— Begin EXERCISE INPUTS —

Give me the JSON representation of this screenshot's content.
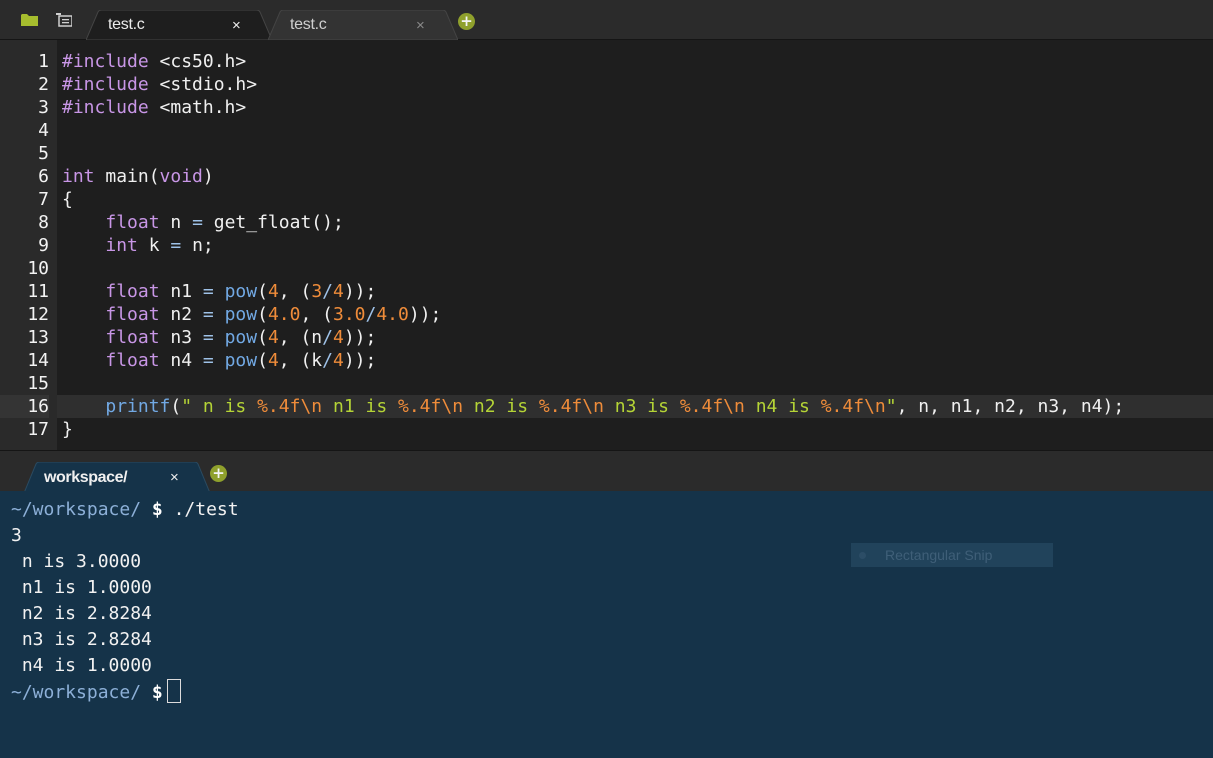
{
  "toolbar": {
    "folder_icon": "folder-icon",
    "outline_icon": "outline-icon"
  },
  "tabs": [
    {
      "label": "test.c",
      "close": "×",
      "active": true
    },
    {
      "label": "test.c",
      "close": "×",
      "active": false
    }
  ],
  "new_tab": "+",
  "editor": {
    "line_numbers": [
      "1",
      "2",
      "3",
      "4",
      "5",
      "6",
      "7",
      "8",
      "9",
      "10",
      "11",
      "12",
      "13",
      "14",
      "15",
      "16",
      "17"
    ],
    "active_line": 16,
    "lines": [
      "#include <cs50.h>",
      "#include <stdio.h>",
      "#include <math.h>",
      "",
      "",
      "int main(void)",
      "{",
      "    float n = get_float();",
      "    int k = n;",
      "",
      "    float n1 = pow(4, (3/4));",
      "    float n2 = pow(4.0, (3.0/4.0));",
      "    float n3 = pow(4, (n/4));",
      "    float n4 = pow(4, (k/4));",
      "",
      "    printf(\" n is %.4f\\n n1 is %.4f\\n n2 is %.4f\\n n3 is %.4f\\n n4 is %.4f\\n\", n, n1, n2, n3, n4);",
      "}"
    ]
  },
  "terminal_tab": {
    "label": "workspace/",
    "close": "×"
  },
  "terminal_new_tab": "+",
  "terminal": {
    "prompt_path": "~/workspace/",
    "prompt_symbol": "$",
    "command": "./test",
    "output": [
      "3",
      " n is 3.0000",
      " n1 is 1.0000",
      " n2 is 2.8284",
      " n3 is 2.8284",
      " n4 is 1.0000"
    ]
  },
  "overlay": {
    "label": "Rectangular Snip"
  },
  "colors": {
    "keyword": "#c896e6",
    "function": "#72a9e4",
    "number": "#ef8c3a",
    "string": "#b5d436",
    "terminal_bg": "#153349",
    "accent_plus": "#8fa02c"
  }
}
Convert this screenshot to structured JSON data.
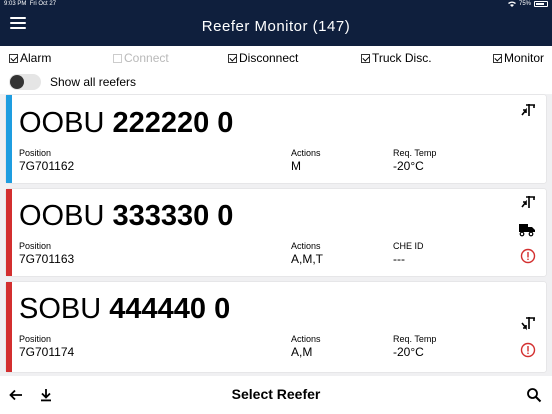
{
  "status": {
    "time": "9:03 PM",
    "date": "Fri Oct 27",
    "battery": "75%",
    "battery_level": 0.75
  },
  "header": {
    "title": "Reefer Monitor (147)",
    "menu_icon": "hamburger-menu-icon"
  },
  "filters": [
    {
      "label": "Alarm",
      "checked": true,
      "enabled": true
    },
    {
      "label": "Connect",
      "checked": false,
      "enabled": false
    },
    {
      "label": "Disconnect",
      "checked": true,
      "enabled": true
    },
    {
      "label": "Truck Disc.",
      "checked": true,
      "enabled": true
    },
    {
      "label": "Monitor",
      "checked": true,
      "enabled": true
    }
  ],
  "show_all": {
    "label": "Show all reefers",
    "on": false
  },
  "cards": [
    {
      "prefix": "OOBU",
      "number": "222220 0",
      "bar_color": "#1e9de0",
      "fields": [
        {
          "label": "Position",
          "value": "7G701162"
        },
        {
          "label": "Actions",
          "value": "M"
        },
        {
          "label": "Req. Temp",
          "value": "-20°C"
        }
      ],
      "icons": [
        "crane-connect-icon"
      ]
    },
    {
      "prefix": "OOBU",
      "number": "333330 0",
      "bar_color": "#d32f2f",
      "fields": [
        {
          "label": "Position",
          "value": "7G701163"
        },
        {
          "label": "Actions",
          "value": "A,M,T"
        },
        {
          "label": "CHE ID",
          "value": "---"
        }
      ],
      "icons": [
        "crane-connect-icon",
        "truck-icon",
        "alert-circle-icon"
      ]
    },
    {
      "prefix": "SOBU",
      "number": "444440 0",
      "bar_color": "#d32f2f",
      "fields": [
        {
          "label": "Position",
          "value": "7G701174"
        },
        {
          "label": "Actions",
          "value": "A,M"
        },
        {
          "label": "Req. Temp",
          "value": "-20°C"
        }
      ],
      "icons": [
        "crane-disconnect-icon",
        "alert-circle-icon"
      ]
    }
  ],
  "bottom": {
    "title": "Select Reefer",
    "back_icon": "back-arrow-icon",
    "download_icon": "download-icon",
    "search_icon": "search-icon"
  },
  "colors": {
    "header_bg": "#0f1f3d",
    "alert_red": "#d32f2f",
    "accent_blue": "#1e9de0"
  }
}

— End EXERCISE INPUTS —

WORK INSTRUCTIONS :: Going through the entries above, report how many lines include the string "screenshot". The number alone is the answer.

FULL OUTPUT :: 2